━━ SUPPLIED DATA
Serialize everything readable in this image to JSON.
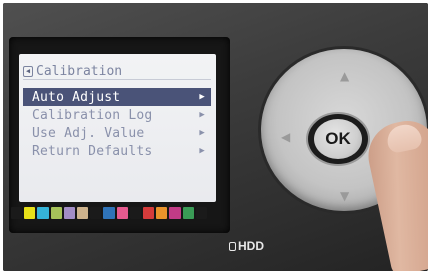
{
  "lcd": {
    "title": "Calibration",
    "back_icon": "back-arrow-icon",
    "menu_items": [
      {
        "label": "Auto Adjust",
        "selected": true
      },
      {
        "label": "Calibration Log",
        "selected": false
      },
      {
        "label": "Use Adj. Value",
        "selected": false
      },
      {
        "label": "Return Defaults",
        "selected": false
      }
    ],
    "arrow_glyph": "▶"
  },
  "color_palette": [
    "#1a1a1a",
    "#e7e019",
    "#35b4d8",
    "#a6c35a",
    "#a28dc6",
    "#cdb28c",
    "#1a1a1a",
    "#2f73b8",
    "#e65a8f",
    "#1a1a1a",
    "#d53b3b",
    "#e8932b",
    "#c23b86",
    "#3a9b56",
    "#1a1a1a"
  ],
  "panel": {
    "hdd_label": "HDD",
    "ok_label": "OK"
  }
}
━━━━
GIVEN PROBLEM: Look through the material above and pick out each line holding the word "Calibration".

CORRECT RESULT:
    "title": "Calibration",
        "label": "Calibration Log",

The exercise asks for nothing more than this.